GOAL OF THE EXERCISE >> Write out the material again exactly, please, and omit the pictures.

:: LISTED ENTRIES ::

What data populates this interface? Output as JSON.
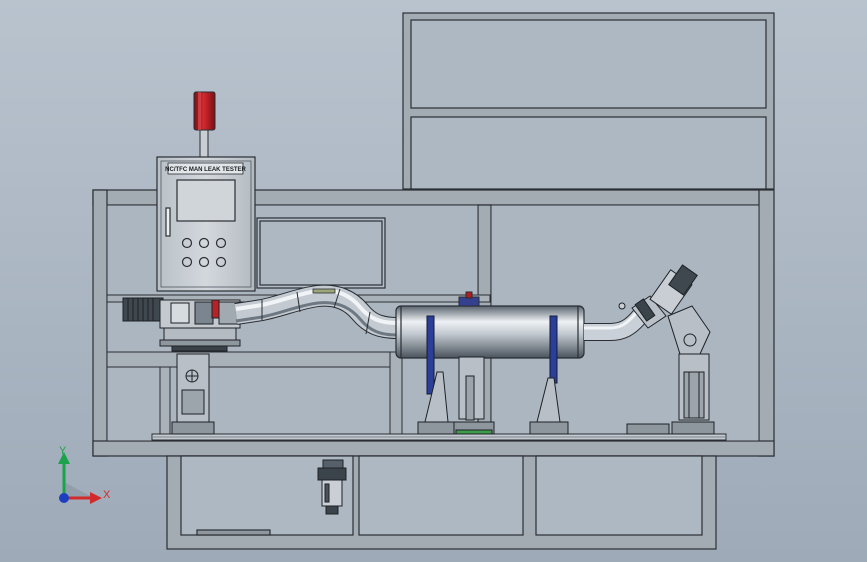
{
  "colors": {
    "background_top": "#b7c1cc",
    "background_bottom": "#9fabb9",
    "frame": "#9ea6ad",
    "panel": "#c5cbd1",
    "stroke": "#2a2e33",
    "pipe_light": "#eef2f5",
    "pipe_dark": "#6f7a84",
    "clamp_blue": "#2b3f99",
    "beacon_red": "#b01c22",
    "axis_y": "#1aa34a",
    "axis_x": "#d22a2a",
    "axis_z": "#1d3fbf"
  },
  "control_box": {
    "nameplate": "NC/TFC MAN LEAK TESTER"
  },
  "triad": {
    "y_label": "Y",
    "x_label": "X",
    "icons": [
      "coordinate-triad-icon"
    ]
  }
}
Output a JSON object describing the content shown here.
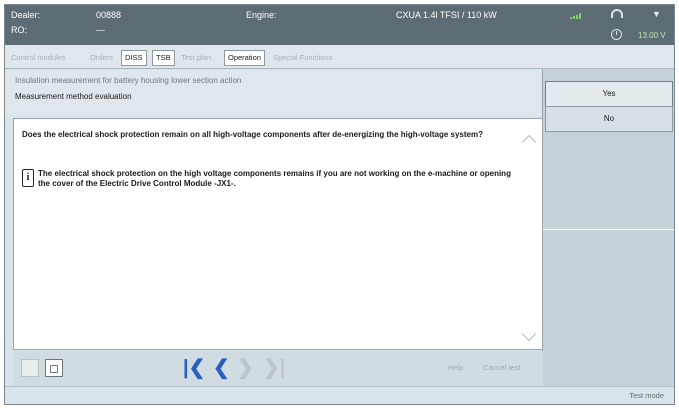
{
  "header": {
    "dealer_label": "Dealer:",
    "dealer_value": "00888",
    "ro_label": "RO:",
    "ro_value": "---",
    "engine_label": "Engine:",
    "engine_value": "CXUA 1.4l TFSI / 110 kW",
    "voltage": "13.00 V"
  },
  "tabs": [
    "Control modules",
    "Orders",
    "DISS",
    "TSB",
    "Test plan",
    "Operation",
    "Special Functions"
  ],
  "info": {
    "title": "Insulation measurement for battery housing lower section action",
    "subtitle": "Measurement method evaluation"
  },
  "content": {
    "question": "Does the electrical shock protection remain on all high-voltage components after de-energizing the high-voltage system?",
    "note_icon": "info-icon",
    "note": "The electrical shock protection on the high voltage components remains if you are not working on the e-machine or opening the cover of the Electric Drive Control Module -JX1-."
  },
  "answers": {
    "yes": "Yes",
    "no": "No"
  },
  "toolbar": {
    "help": "Help",
    "cancel_test": "Cancel test"
  },
  "status": {
    "text": "Test mode"
  }
}
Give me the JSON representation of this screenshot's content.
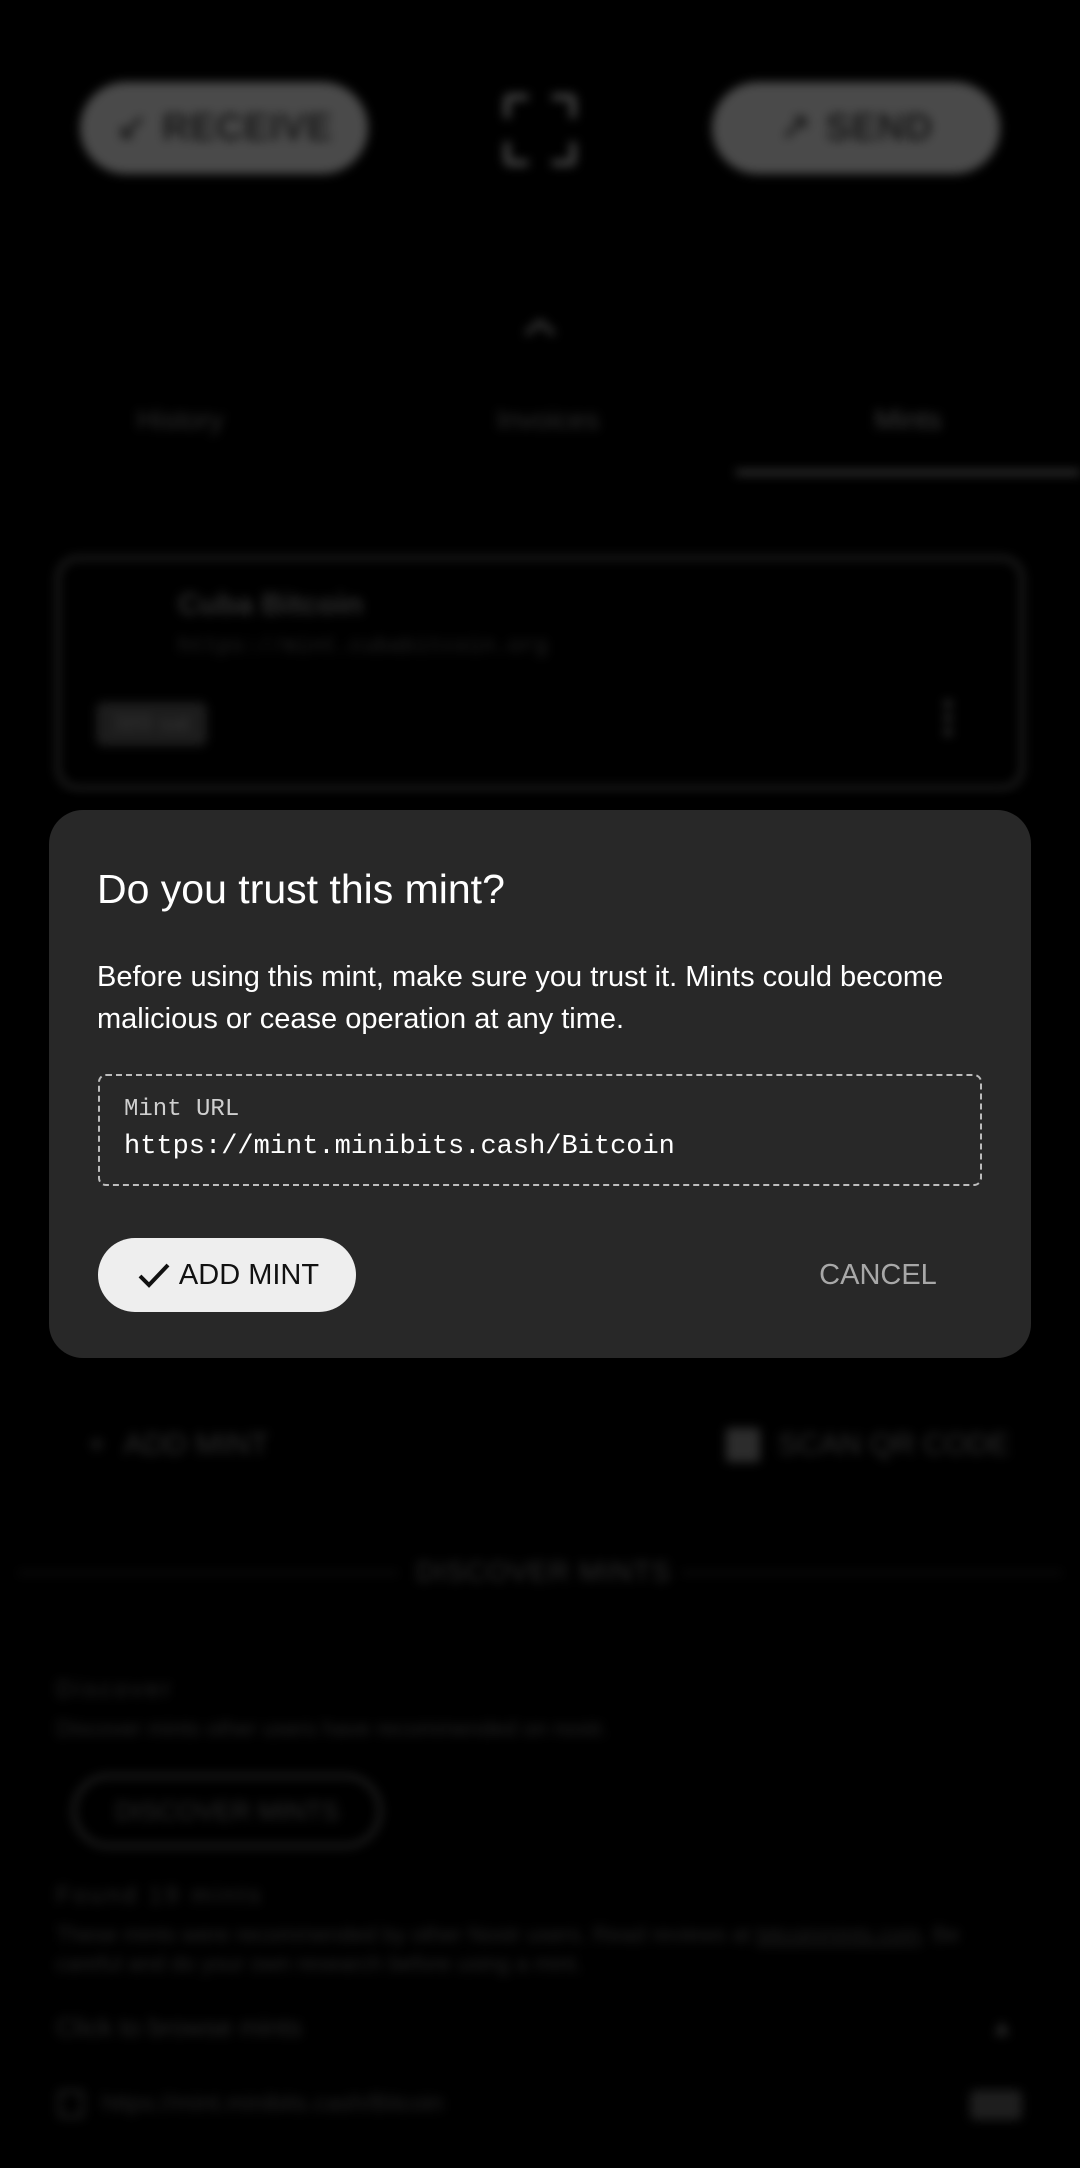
{
  "header": {
    "receive_label": "RECEIVE",
    "send_label": "SEND"
  },
  "tabs": [
    {
      "label": "History"
    },
    {
      "label": "Invoices"
    },
    {
      "label": "Mints"
    }
  ],
  "mint_card": {
    "name": "Cuba Bitcoin",
    "url": "https://mint.cubabitcoin.org",
    "balance": "389 sat"
  },
  "actions": {
    "add_mint_label": "ADD MINT",
    "scan_qr_label": "SCAN QR CODE"
  },
  "discover": {
    "heading": "DISCOVER MINTS",
    "label": "Discover",
    "description": "Discover mints other users have recommended on nostr.",
    "button_label": "DISCOVER MINTS",
    "found_label": "Found 19 mints",
    "found_desc_prefix": "These mints were recommended by other Nostr users. Read reviews at ",
    "found_desc_link": "bitcoinmints.com",
    "found_desc_suffix": ". Be careful and do your own research before using a mint.",
    "browse_label": "Click to browse mints",
    "list_item_url": "https://mint.minibits.cash/Bitcoin"
  },
  "dialog": {
    "title": "Do you trust this mint?",
    "body": "Before using this mint, make sure you trust it. Mints could become malicious or cease operation at any time.",
    "url_label": "Mint URL",
    "url_value": "https://mint.minibits.cash/Bitcoin",
    "confirm_label": "ADD MINT",
    "cancel_label": "CANCEL"
  },
  "colors": {
    "dialog_bg": "#282828",
    "confirm_bg": "#eeeeee",
    "cancel_text": "#a8a8a8"
  }
}
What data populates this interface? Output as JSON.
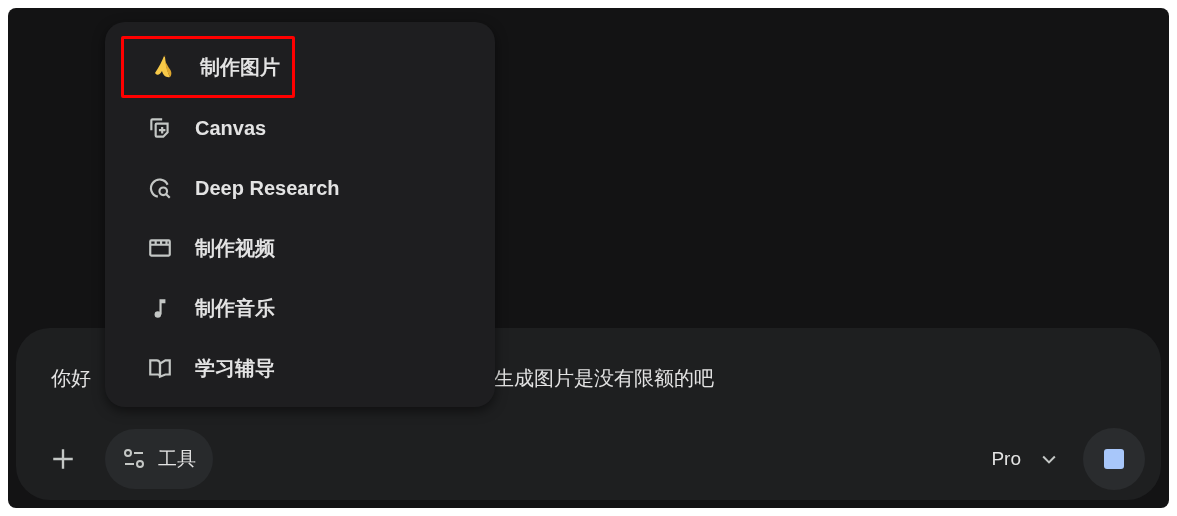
{
  "tools_menu": {
    "items": [
      {
        "label": "制作图片",
        "highlighted": true
      },
      {
        "label": "Canvas",
        "highlighted": false
      },
      {
        "label": "Deep Research",
        "highlighted": false
      },
      {
        "label": "制作视频",
        "highlighted": false
      },
      {
        "label": "制作音乐",
        "highlighted": false
      },
      {
        "label": "学习辅导",
        "highlighted": false
      }
    ]
  },
  "prompt": {
    "text_parts": [
      "你好",
      "生成图片是没有限额的吧"
    ]
  },
  "toolbar": {
    "tools_label": "工具",
    "model": "Pro"
  }
}
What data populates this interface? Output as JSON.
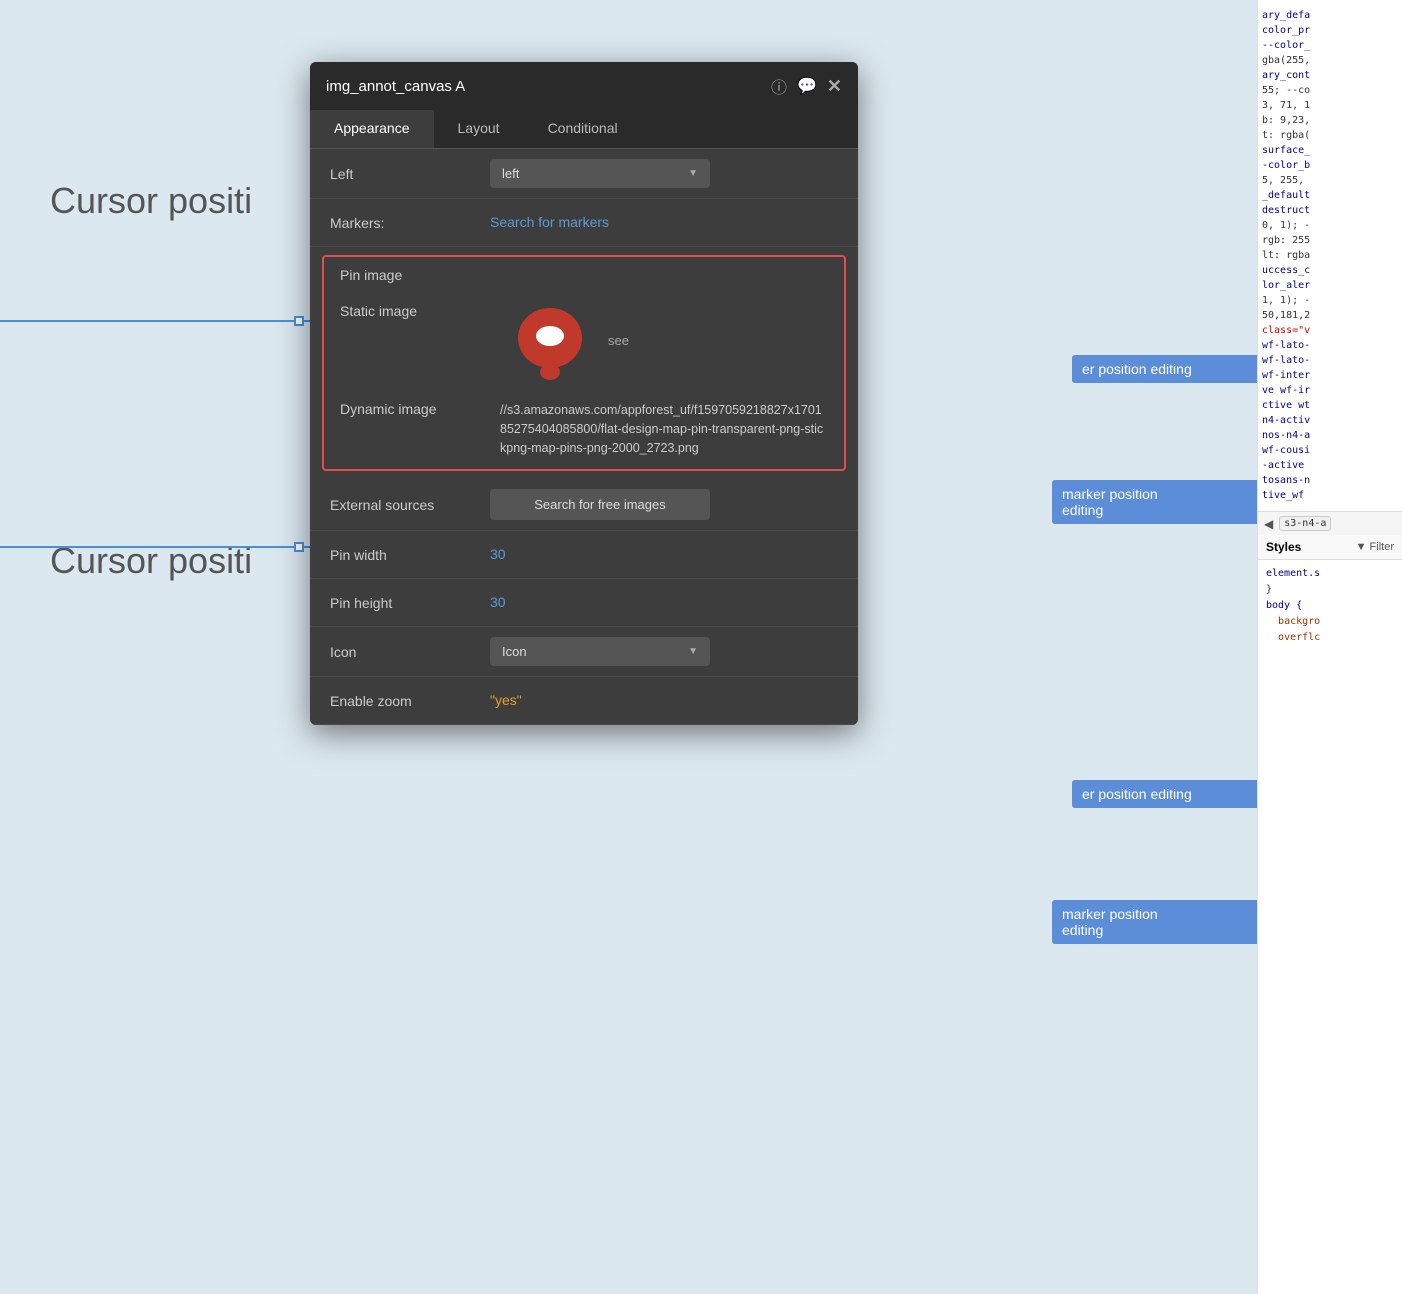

:::

ANSWER IN FULL >>
What data populates this interface? Output as JSON.
{
  "colors": {
    "background_top": "#b7c1cc",
    "background_bottom": "#9fabb9",
    "frame": "#9ea6ad",
    "panel": "#c5cbd1",
    "stroke": "#2a2e33",
    "pipe_light": "#eef2f5",
    "pipe_dark": "#6f7a84",
    "clamp_blue": "#2b3f99",
    "beacon_red": "#b01c22",
    "axis_y": "#1aa34a",
    "axis_x": "#d22a2a",
    "axis_z": "#1d3fbf"
  },
  "control_box": {
    "nameplate": "NC/TFC MAN LEAK TESTER"
  },
  "triad": {
    "y_label": "Y",
    "x_label": "X",
    "icons": [
      "coordinate-triad-icon"
    ]
  }
}
Output a JSON object describing the content shown here.
{
  "header": {
    "dealer_label": "Dealer:",
    "dealer_value": "00888",
    "ro_label": "RO:",
    "ro_value": "---",
    "engine_label": "Engine:",
    "engine_value": "CXUA 1.4l TFSI / 110 kW",
    "voltage": "13.00 V"
  },
  "tabs": [
    "Control modules",
    "Orders",
    "DISS",
    "TSB",
    "Test plan",
    "Operation",
    "Special Functions"
  ],
  "info": {
    "title": "Insulation measurement for battery housing lower section action",
    "subtitle": "Measurement method evaluation"
  },
  "content": {
    "question": "Does the electrical shock protection remain on all high-voltage components after de-energizing the high-voltage system?",
    "note_icon": "info-icon",
    "note": "The electrical shock protection on the high voltage components remains if you are not working on the e-machine or opening the cover of the Electric Drive Control Module -JX1-."
  },
  "answers": {
    "yes": "Yes",
    "no": "No"
  },
  "toolbar": {
    "help": "Help",
    "cancel_test": "Cancel test"
  },
  "status": {
    "text": "Test mode"
  }
}
Give me the JSON representation of this screenshot's content.
{
  "header": {
    "receive_label": "RECEIVE",
    "send_label": "SEND"
  },
  "tabs": [
    {
      "label": "History"
    },
    {
      "label": "Invoices"
    },
    {
      "label": "Mints"
    }
  ],
  "mint_card": {
    "name": "Cuba Bitcoin",
    "url": "https://mint.cubabitcoin.org",
    "balance": "389 sat"
  },
  "actions": {
    "add_mint_label": "ADD MINT",
    "scan_qr_label": "SCAN QR CODE"
  },
  "discover": {
    "heading": "DISCOVER MINTS",
    "label": "Discover",
    "description": "Discover mints other users have recommended on nostr.",
    "button_label": "DISCOVER MINTS",
    "found_label": "Found 19 mints",
    "found_desc_prefix": "These mints were recommended by other Nostr users. Read reviews at ",
    "found_desc_link": "bitcoinmints.com",
    "found_desc_suffix": ". Be careful and do your own research before using a mint.",
    "browse_label": "Click to browse mints",
    "list_item_url": "https://mint.minibits.cash/Bitcoin"
  },
  "dialog": {
    "title": "Do you trust this mint?",
    "body": "Before using this mint, make sure you trust it. Mints could become malicious or cease operation at any time.",
    "url_label": "Mint URL",
    "url_value": "https://mint.minibits.cash/Bitcoin",
    "confirm_label": "ADD MINT",
    "cancel_label": "CANCEL"
  },
  "colors": {
    "dialog_bg": "#282828",
    "confirm_bg": "#eeeeee",
    "cancel_text": "#a8a8a8"
  }
}
What data populates this interface? Output as JSON.
{
  "tools_menu": {
    "items": [
      {
        "label": "制作图片",
        "highlighted": true
      },
      {
        "label": "Canvas",
        "highlighted": false
      },
      {
        "label": "Deep Research",
        "highlighted": false
      },
      {
        "label": "制作视频",
        "highlighted": false
      },
      {
        "label": "制作音乐",
        "highlighted": false
      },
      {
        "label": "学习辅导",
        "highlighted": false
      }
    ]
  },
  "prompt": {
    "text_parts": [
      "你好",
      "生成图片是没有限额的吧"
    ]
  },
  "toolbar": {
    "tools_label": "工具",
    "model": "Pro"
  }
}
What data populates this interface? Output as JSON.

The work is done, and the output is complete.